[Start]
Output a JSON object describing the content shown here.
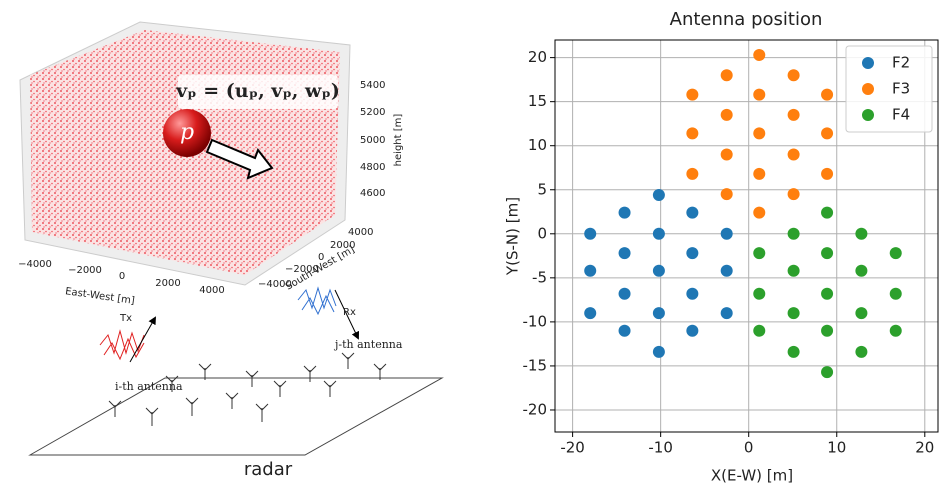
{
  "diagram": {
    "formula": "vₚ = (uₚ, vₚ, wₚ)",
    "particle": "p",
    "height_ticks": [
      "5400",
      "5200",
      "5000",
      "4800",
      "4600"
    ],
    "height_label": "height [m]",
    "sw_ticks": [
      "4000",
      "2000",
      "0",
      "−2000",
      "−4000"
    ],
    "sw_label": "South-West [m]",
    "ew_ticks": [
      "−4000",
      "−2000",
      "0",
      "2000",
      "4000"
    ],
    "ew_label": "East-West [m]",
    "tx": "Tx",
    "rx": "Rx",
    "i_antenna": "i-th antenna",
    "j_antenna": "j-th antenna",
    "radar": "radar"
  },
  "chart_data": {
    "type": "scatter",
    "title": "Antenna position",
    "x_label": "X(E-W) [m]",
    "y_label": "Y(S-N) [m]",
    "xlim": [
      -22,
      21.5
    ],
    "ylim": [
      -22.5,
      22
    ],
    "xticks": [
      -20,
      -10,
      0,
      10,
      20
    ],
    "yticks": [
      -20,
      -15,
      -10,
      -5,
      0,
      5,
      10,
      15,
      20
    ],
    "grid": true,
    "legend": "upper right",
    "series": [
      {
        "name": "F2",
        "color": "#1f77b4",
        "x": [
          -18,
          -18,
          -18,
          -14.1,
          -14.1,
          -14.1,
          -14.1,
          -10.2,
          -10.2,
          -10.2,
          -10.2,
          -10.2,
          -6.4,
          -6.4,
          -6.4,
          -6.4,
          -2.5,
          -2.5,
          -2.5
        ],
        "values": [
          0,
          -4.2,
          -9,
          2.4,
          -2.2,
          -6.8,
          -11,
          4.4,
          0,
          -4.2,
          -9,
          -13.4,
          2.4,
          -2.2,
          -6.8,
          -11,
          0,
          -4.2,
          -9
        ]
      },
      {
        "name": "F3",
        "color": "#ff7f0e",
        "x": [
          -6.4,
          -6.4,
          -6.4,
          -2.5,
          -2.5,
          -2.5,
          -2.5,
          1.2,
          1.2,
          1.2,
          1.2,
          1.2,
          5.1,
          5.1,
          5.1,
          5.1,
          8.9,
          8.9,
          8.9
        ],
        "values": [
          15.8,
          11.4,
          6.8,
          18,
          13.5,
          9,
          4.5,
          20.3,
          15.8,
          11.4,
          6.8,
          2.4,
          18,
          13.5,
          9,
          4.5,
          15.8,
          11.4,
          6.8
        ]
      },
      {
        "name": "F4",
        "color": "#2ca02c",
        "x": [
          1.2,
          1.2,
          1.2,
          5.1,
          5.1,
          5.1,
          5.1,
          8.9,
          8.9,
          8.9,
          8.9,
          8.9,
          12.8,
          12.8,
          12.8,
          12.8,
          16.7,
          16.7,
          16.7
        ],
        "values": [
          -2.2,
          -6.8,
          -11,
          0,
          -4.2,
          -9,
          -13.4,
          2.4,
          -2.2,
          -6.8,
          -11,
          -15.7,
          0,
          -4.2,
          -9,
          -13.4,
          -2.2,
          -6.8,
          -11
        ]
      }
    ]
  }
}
[End]
[Start]
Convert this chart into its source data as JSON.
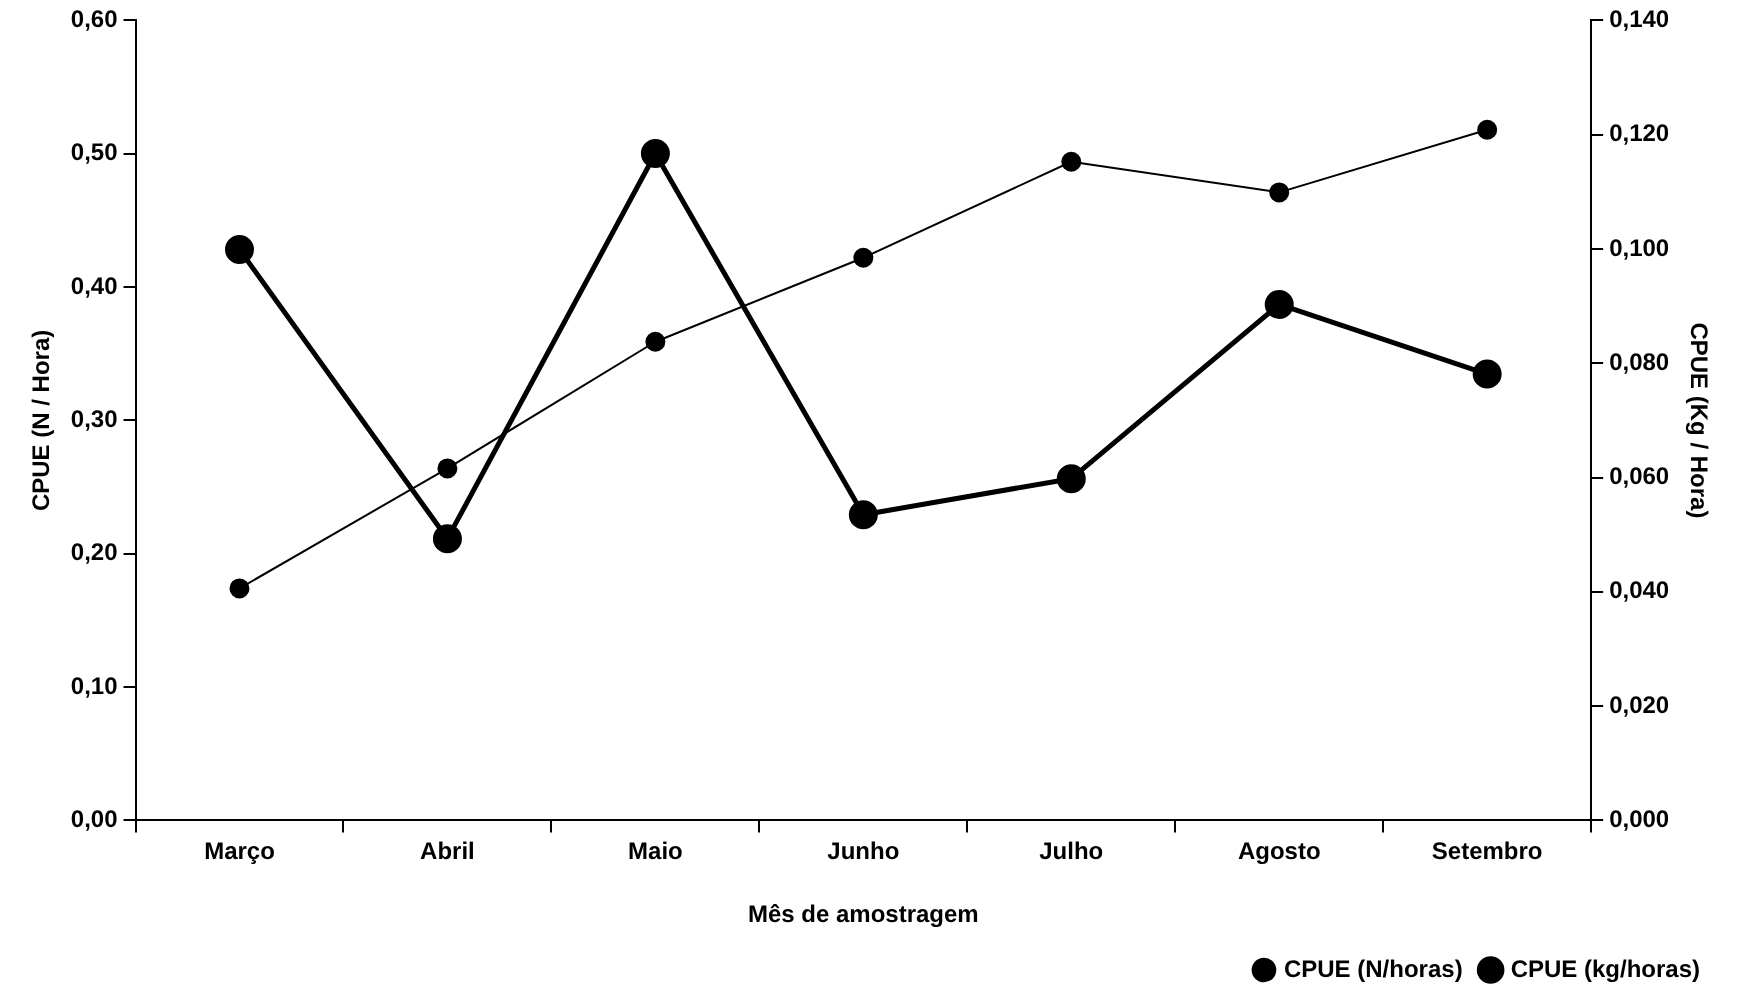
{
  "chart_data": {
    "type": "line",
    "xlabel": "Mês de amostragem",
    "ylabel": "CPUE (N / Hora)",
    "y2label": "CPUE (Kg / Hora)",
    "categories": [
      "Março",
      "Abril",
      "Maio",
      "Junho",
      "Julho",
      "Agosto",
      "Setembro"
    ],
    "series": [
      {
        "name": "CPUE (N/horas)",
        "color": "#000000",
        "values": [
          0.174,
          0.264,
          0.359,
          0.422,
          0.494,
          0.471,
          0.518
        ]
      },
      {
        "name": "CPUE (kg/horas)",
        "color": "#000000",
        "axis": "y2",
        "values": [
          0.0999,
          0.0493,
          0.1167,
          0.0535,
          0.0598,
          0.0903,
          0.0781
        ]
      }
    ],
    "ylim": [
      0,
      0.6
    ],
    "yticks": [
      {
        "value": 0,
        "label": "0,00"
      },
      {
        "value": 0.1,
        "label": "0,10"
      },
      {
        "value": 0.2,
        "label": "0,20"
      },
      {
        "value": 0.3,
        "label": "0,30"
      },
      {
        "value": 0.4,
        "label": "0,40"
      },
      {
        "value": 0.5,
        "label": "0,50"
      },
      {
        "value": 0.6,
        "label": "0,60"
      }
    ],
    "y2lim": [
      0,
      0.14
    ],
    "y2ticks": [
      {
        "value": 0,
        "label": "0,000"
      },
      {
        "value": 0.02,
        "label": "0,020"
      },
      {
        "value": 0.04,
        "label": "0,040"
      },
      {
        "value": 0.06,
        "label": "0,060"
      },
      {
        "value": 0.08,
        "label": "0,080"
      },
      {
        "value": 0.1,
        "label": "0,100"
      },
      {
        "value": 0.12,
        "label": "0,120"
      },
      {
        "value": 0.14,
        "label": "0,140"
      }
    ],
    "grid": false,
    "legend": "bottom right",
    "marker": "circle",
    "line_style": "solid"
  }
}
[End]
**EXERCISE OBJECTIVE:** Read the data above and pull out each line that holds the string "JSON".

**TASK OUTPUT:**
Output a JSON object describing the content shown here.
Convert this chart into its source data as JSON.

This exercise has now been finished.